Extracted data entries

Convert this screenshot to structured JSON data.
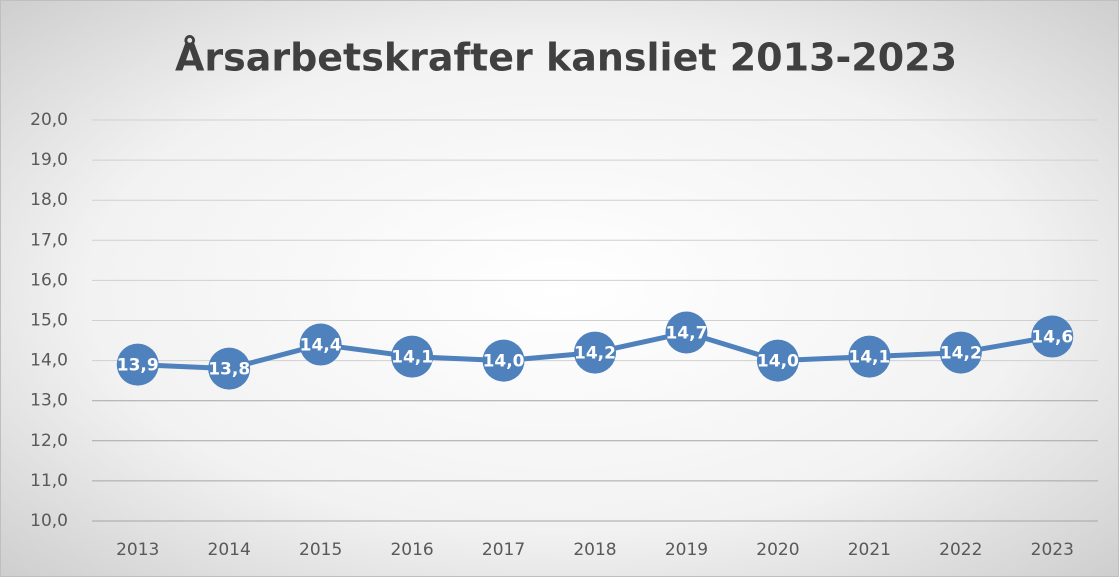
{
  "chart_data": {
    "type": "line",
    "title": "Årsarbetskrafter kansliet 2013-2023",
    "categories": [
      "2013",
      "2014",
      "2015",
      "2016",
      "2017",
      "2018",
      "2019",
      "2020",
      "2021",
      "2022",
      "2023"
    ],
    "series": [
      {
        "name": "Årsarbetskrafter",
        "color": "#4f81bd",
        "values": [
          13.9,
          13.8,
          14.4,
          14.1,
          14.0,
          14.2,
          14.7,
          14.0,
          14.1,
          14.2,
          14.6
        ],
        "value_labels": [
          "13,9",
          "13,8",
          "14,4",
          "14,1",
          "14,0",
          "14,2",
          "14,7",
          "14,0",
          "14,1",
          "14,2",
          "14,6"
        ]
      }
    ],
    "ylim": [
      10,
      20
    ],
    "yticks": [
      {
        "value": 10,
        "label": "10,0"
      },
      {
        "value": 11,
        "label": "11,0"
      },
      {
        "value": 12,
        "label": "12,0"
      },
      {
        "value": 13,
        "label": "13,0"
      },
      {
        "value": 14,
        "label": "14,0"
      },
      {
        "value": 15,
        "label": "15,0"
      },
      {
        "value": 16,
        "label": "16,0"
      },
      {
        "value": 17,
        "label": "17,0"
      },
      {
        "value": 18,
        "label": "18,0"
      },
      {
        "value": 19,
        "label": "19,0"
      },
      {
        "value": 20,
        "label": "20,0"
      }
    ],
    "grid": true
  }
}
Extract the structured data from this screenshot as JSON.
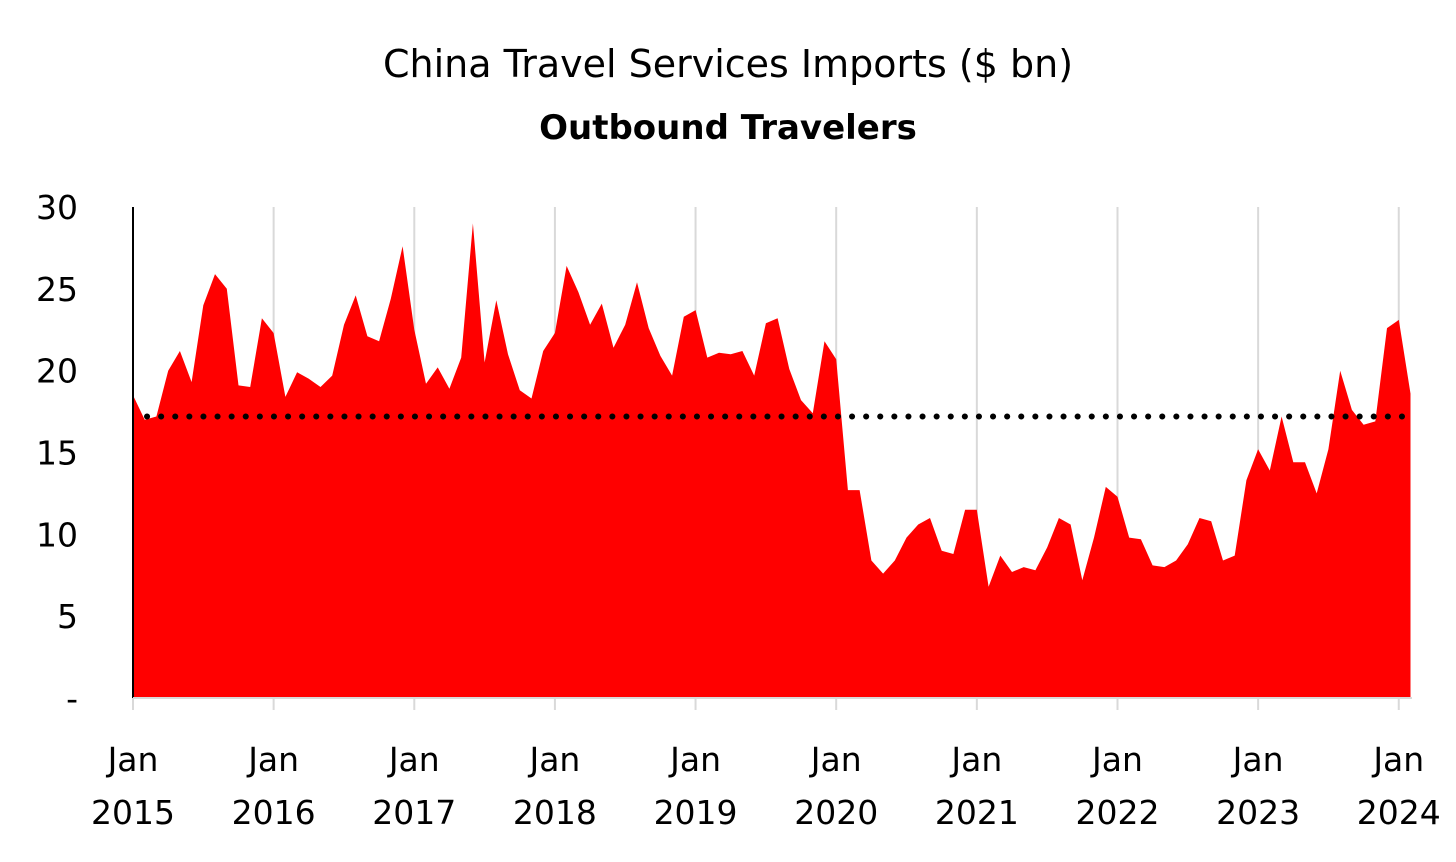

▶ **Exercise prompt**: Write out every entry again word for word, without any of the pictures.

▶ **Task output**:
Convert this screenshot to structured JSON data.
{
  "chart_data": {
    "type": "line",
    "title": "Årsarbetskrafter kansliet 2013-2023",
    "categories": [
      "2013",
      "2014",
      "2015",
      "2016",
      "2017",
      "2018",
      "2019",
      "2020",
      "2021",
      "2022",
      "2023"
    ],
    "series": [
      {
        "name": "Årsarbetskrafter",
        "color": "#4f81bd",
        "values": [
          13.9,
          13.8,
          14.4,
          14.1,
          14.0,
          14.2,
          14.7,
          14.0,
          14.1,
          14.2,
          14.6
        ],
        "value_labels": [
          "13,9",
          "13,8",
          "14,4",
          "14,1",
          "14,0",
          "14,2",
          "14,7",
          "14,0",
          "14,1",
          "14,2",
          "14,6"
        ]
      }
    ],
    "ylim": [
      10,
      20
    ],
    "yticks": [
      {
        "value": 10,
        "label": "10,0"
      },
      {
        "value": 11,
        "label": "11,0"
      },
      {
        "value": 12,
        "label": "12,0"
      },
      {
        "value": 13,
        "label": "13,0"
      },
      {
        "value": 14,
        "label": "14,0"
      },
      {
        "value": 15,
        "label": "15,0"
      },
      {
        "value": 16,
        "label": "16,0"
      },
      {
        "value": 17,
        "label": "17,0"
      },
      {
        "value": 18,
        "label": "18,0"
      },
      {
        "value": 19,
        "label": "19,0"
      },
      {
        "value": 20,
        "label": "20,0"
      }
    ],
    "grid": true
  }
}
Extract the structured data from this screenshot as JSON.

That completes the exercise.